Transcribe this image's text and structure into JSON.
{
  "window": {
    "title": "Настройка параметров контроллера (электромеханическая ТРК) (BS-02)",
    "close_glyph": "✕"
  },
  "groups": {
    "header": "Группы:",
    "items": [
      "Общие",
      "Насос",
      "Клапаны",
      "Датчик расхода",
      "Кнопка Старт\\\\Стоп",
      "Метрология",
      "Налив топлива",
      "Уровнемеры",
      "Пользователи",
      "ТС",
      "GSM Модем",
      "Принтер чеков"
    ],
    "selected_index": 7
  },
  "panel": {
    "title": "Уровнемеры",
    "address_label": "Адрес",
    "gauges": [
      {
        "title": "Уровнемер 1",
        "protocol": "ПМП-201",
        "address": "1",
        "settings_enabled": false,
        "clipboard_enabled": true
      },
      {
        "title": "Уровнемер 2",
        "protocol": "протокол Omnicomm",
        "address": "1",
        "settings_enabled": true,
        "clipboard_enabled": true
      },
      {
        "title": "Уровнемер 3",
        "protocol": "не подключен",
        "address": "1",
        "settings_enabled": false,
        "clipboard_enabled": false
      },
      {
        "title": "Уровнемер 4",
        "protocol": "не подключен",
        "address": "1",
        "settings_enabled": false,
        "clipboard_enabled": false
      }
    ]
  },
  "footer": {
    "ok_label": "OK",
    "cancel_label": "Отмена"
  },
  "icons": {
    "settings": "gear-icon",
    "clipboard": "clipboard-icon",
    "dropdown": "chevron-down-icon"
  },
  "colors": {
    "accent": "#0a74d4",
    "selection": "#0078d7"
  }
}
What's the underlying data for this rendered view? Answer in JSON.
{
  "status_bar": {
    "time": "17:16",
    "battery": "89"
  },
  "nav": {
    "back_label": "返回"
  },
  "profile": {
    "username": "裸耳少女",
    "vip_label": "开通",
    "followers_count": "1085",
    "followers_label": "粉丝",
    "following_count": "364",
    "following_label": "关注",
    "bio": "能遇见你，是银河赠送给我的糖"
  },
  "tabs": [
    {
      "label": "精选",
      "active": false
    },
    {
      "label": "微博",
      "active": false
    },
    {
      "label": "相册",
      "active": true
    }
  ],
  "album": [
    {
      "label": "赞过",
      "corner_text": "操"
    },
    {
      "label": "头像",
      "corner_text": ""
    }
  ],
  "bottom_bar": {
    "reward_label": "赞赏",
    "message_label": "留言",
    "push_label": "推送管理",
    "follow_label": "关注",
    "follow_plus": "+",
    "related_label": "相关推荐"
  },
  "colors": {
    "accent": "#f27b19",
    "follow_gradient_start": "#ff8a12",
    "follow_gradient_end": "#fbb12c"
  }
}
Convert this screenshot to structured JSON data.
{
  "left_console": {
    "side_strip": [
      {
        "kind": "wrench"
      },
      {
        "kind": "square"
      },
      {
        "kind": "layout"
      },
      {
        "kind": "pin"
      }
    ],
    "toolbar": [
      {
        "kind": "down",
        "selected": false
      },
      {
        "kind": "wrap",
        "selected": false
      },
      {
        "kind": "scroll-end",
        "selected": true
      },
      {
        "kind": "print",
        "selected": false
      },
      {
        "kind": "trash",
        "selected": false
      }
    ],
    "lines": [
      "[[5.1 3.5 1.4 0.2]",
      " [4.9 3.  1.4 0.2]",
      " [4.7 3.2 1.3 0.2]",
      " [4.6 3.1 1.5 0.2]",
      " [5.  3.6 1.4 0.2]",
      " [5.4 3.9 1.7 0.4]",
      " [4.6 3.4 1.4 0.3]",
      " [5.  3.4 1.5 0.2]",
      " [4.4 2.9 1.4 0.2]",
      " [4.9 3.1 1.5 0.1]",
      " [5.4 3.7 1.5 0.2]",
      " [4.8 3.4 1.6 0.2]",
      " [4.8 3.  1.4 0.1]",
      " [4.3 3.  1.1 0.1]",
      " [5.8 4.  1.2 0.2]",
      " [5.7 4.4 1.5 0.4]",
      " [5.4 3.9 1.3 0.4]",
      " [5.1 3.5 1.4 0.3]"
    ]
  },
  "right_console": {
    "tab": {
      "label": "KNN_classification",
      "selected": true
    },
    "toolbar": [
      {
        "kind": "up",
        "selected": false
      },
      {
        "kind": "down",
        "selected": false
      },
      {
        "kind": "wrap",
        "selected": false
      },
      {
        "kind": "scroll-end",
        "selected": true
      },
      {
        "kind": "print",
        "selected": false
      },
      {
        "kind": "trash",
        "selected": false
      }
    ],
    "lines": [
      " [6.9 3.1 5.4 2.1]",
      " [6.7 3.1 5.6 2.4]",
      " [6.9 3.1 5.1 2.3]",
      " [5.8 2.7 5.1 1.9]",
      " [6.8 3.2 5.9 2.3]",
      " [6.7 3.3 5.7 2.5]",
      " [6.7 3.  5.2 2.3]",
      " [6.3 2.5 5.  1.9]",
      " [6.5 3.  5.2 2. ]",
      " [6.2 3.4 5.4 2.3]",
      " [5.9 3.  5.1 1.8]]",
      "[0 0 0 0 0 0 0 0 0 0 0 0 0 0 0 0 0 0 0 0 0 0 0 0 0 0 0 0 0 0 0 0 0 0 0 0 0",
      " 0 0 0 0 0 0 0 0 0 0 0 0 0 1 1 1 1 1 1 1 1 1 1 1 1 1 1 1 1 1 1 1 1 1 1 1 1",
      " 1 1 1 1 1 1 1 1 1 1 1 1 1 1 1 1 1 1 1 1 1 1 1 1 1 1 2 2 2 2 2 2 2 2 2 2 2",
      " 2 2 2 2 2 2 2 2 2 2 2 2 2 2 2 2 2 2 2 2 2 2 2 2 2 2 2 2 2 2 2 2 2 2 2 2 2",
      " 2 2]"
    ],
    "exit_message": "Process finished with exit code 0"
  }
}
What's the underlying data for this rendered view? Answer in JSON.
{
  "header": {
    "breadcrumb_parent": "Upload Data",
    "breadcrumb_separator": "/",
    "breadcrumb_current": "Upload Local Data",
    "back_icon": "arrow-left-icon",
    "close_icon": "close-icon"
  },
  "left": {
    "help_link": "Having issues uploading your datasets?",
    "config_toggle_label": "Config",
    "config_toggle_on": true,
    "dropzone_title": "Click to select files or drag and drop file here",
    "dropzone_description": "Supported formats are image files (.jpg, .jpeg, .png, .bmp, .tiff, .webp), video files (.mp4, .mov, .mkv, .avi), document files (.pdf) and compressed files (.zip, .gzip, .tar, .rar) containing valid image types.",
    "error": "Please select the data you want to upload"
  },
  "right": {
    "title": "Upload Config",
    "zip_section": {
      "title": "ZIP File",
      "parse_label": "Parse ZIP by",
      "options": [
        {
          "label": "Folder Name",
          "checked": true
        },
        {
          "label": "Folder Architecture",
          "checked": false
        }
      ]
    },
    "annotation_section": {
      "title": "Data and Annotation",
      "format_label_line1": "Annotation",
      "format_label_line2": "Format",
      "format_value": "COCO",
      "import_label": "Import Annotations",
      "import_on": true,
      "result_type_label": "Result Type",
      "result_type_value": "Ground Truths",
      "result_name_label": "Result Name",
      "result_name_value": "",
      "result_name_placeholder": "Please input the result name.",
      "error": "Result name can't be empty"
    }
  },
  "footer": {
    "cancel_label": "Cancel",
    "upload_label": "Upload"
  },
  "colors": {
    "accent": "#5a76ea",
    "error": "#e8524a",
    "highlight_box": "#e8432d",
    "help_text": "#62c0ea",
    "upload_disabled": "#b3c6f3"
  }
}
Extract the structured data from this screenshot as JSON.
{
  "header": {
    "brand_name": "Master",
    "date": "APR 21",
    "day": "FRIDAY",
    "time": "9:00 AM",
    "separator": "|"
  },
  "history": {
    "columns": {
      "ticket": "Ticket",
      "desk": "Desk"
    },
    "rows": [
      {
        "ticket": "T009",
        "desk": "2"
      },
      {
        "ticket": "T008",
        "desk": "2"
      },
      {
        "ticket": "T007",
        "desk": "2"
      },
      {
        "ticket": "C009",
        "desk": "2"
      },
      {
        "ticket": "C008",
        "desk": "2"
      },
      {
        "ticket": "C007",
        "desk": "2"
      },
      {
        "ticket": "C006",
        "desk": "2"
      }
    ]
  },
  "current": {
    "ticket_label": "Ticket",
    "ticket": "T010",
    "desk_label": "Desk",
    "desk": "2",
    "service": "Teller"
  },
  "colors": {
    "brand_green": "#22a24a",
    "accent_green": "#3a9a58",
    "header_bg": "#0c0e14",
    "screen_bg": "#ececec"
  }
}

AIM -
Spot every line that holds "Please" and copy it.

ANSWER FOR THIS EXERCISE -
    "error": "Please select the data you want to upload"
      "result_name_placeholder": "Please input the result name.",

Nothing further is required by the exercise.